- Document segment -
....

Closed Roger-Elmer closed 1 year ago
Hey there @jc2k, @bdraco, mind taking a look at this issue as it has been labeled with an integration (homekit_controller
) you are listed as a code owner for? Thanks!
(message by CodeOwnersMention)
homekit_controller documentation homekit_controller source (message by IssueLinks)
@roysjosh for the thread know how.
HAP over thread uses UDP for comms between the homekit client and the border router, and that means packets can get out of order, duplicated or even dropped completely. But the encryption has a counter (implying it should be in order). The decryption tries to guess when this happens, but it cant always recover. So this is somewhat expected, but we might want to implement retrying if we can do so safely.
Thanks @Jc2k, this would be greatly appreciated so that I don't have to write automations that check to make sure the lights are actually off and keep trying until successful.
It sounds to me like what you are saying though is that this could happen with any communication to the bulb and so could happen when turning lights on as well or changing brightness, etc.?

....

- Record list -
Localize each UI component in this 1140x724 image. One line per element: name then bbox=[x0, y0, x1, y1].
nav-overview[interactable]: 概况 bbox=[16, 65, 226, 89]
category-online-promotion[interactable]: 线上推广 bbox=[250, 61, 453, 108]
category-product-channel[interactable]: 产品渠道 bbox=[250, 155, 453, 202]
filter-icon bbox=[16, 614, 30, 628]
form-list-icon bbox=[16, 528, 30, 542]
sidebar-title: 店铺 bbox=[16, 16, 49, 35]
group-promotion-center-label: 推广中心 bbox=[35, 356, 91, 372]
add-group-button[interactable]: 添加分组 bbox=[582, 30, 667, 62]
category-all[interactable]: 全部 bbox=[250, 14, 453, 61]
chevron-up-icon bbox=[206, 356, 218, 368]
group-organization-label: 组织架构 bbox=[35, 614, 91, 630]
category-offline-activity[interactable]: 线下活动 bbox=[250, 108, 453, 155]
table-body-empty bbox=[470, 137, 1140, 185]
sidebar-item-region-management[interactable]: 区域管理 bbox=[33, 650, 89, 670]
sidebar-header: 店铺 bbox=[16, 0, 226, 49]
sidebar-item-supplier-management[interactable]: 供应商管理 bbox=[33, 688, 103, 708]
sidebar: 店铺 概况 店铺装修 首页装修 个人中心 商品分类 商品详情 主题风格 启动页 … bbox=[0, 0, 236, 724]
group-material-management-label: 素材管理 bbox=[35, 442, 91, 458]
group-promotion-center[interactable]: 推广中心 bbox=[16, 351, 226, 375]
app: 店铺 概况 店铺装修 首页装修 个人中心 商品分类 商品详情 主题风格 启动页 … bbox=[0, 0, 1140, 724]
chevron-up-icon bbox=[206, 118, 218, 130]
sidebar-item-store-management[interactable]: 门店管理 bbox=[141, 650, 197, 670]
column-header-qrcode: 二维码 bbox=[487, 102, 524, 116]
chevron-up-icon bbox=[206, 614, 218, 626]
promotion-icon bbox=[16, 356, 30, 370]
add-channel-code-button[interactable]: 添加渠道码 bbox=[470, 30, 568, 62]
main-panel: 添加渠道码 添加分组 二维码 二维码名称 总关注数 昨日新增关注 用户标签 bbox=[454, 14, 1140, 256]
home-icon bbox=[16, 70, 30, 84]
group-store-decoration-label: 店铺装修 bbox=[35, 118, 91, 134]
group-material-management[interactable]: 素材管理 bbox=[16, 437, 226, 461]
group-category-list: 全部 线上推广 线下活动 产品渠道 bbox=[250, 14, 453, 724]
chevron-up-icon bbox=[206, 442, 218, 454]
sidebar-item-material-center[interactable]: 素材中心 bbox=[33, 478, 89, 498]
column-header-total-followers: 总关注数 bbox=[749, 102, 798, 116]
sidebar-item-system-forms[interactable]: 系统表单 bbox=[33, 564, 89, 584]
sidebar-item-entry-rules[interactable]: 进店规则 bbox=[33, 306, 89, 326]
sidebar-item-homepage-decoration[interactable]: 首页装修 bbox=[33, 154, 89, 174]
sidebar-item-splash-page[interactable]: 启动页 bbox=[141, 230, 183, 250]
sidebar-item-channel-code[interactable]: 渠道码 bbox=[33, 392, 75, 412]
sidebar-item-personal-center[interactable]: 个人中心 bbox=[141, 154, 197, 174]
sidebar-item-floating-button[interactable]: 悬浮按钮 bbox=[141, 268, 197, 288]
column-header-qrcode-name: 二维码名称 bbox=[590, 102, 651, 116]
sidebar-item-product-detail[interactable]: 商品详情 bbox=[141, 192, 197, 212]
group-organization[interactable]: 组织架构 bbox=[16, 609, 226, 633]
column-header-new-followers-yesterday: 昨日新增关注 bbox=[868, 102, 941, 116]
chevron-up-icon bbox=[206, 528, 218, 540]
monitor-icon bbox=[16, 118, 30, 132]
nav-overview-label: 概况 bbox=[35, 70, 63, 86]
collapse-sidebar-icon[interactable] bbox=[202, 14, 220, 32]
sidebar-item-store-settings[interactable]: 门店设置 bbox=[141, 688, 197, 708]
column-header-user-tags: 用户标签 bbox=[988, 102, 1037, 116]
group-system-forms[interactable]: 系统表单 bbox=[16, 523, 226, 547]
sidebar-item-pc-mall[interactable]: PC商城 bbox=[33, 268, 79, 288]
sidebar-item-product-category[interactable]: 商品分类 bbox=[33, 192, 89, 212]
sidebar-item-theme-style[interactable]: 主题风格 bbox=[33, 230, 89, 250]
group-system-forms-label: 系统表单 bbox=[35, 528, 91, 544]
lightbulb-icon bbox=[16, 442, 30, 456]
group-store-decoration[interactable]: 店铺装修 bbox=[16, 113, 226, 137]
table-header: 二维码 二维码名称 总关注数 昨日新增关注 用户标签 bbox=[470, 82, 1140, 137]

....

- The request -
Please quote the stretch of the issue thread from "Closed Roger-Elmer closed" through "thread know how.". The items have no connection to the issue thread.

- The output -
Closed Roger-Elmer closed 1 year ago
Hey there @jc2k, @bdraco, mind taking a look at this issue as it has been labeled with an integration (homekit_controller
) you are listed as a code owner for? Thanks!
(message by CodeOwnersMention)
homekit_controller documentation homekit_controller source (message by IssueLinks)
@roysjosh for the thread know how.